Document text:

========

According to the original paper form Bernstein public/private keys and the shared symmetric key are stored in little-endian. However, the WolfSSL of WolfSSL supports both, little-endian and big-endian. What is the reason for this? May there be any security issues?
We want to answer "How many wolves are coming to attack?" by "twenty one" (big-endian), not "one twenty" (little-endian). That can be a matter of life and death, and perhaps natural selection of memes¹ made that the convention in many languages (German is an important exception). Big-endian is
thus used in most human positional numeral systems.
When it comes to algorithms for exact addition of large integers, it's much easier to start with the low-order digits. Little-endian thus makes sense in some areas of computing, including making a desktop calculator, which was a motivating application of early microprocessors, and got Intel started in that business. That's why little-endian is sometime called the Intel convention.
In network routing according to packet destination address, the low-order bits of a destination address typically does not participate in the routing, and comes last is the destination address field. That could² me made even so slightly advantageous: having the high-order bits first allows to find the destination earlier. That's how I remember big-endian is called "network order".

========

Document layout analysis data
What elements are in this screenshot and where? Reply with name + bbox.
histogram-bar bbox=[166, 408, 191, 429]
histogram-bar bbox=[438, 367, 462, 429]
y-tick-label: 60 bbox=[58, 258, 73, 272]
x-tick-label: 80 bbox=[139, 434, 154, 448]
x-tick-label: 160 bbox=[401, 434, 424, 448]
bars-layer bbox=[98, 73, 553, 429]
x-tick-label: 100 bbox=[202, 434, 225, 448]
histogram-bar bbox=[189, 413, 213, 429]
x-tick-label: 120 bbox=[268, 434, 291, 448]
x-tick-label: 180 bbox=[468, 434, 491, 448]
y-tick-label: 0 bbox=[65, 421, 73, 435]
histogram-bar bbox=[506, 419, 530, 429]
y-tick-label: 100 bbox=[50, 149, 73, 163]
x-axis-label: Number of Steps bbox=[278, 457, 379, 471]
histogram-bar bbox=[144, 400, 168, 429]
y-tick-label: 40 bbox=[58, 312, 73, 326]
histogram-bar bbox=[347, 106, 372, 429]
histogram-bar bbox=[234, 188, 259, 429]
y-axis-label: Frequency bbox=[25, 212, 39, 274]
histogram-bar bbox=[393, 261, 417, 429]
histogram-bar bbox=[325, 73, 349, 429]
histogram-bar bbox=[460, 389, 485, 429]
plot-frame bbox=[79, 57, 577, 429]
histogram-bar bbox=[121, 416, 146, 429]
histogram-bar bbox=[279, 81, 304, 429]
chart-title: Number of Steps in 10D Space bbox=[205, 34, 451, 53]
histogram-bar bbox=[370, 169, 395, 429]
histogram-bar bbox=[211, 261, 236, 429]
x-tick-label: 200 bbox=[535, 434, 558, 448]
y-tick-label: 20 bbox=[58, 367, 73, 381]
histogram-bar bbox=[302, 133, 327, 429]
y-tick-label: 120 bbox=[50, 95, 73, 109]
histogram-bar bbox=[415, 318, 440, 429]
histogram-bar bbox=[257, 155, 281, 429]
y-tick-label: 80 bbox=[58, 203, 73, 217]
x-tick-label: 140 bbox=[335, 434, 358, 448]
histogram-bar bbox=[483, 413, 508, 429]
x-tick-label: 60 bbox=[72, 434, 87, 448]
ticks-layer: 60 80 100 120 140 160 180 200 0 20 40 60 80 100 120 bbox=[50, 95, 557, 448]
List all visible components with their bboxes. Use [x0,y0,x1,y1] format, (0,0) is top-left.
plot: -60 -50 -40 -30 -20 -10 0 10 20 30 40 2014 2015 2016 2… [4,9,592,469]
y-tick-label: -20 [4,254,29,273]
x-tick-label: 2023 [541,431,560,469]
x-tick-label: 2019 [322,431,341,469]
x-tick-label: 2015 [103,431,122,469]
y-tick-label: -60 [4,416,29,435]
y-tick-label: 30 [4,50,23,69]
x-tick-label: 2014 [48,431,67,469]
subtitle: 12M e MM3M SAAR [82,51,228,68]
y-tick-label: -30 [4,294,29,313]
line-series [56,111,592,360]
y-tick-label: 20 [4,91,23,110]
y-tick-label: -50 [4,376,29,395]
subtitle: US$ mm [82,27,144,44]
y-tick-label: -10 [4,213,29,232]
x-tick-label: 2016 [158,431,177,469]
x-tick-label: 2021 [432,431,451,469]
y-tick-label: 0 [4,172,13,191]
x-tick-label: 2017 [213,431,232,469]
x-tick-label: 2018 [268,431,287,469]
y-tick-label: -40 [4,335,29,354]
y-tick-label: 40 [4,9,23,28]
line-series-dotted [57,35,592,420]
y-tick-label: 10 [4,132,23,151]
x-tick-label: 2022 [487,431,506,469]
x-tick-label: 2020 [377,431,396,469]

========

Questions to answer:
(A) In the text on byte order, what name for big-endian does the writer remember?
(B) Extend the text on byte order past its last sentence.

Results for the exercise:
(A) Network order.

(B)
In computing, the farther away from hardware, the more big-endian. Because predators.
In crypto, both still coexist, but there's a perceptible trend towards big-endianness. MD5 is little-endian (that made the very first collision exhibited wrong), SHA-1 and later hashes are big-endian. That's the NIST order. And ASN.1 integers are big-endian, thus it has won for many practical purposes.
Bernstein has an history of being a skilled low-level programmer of Intel-compatible CPUs (even recommending some), and generally opposes NIST. That's how I remember Curve25519 is nominally little-endian. OTOH, that's a mere convention that should be without cryptographic significance. When adding Curve25519 to something existing, it's possible to get it big endian (by accident or design), and keep/have that as an option.
¹ I know no evidence big-endianness went genetic!
² The tale of traders making special network equipment to crush the last nanoseconds of latency could use that. I can't pinpoint any network equipment, much less a modern one, that does. But I like the idea, and still hope something (a supercomputer cluster maybe) would use it.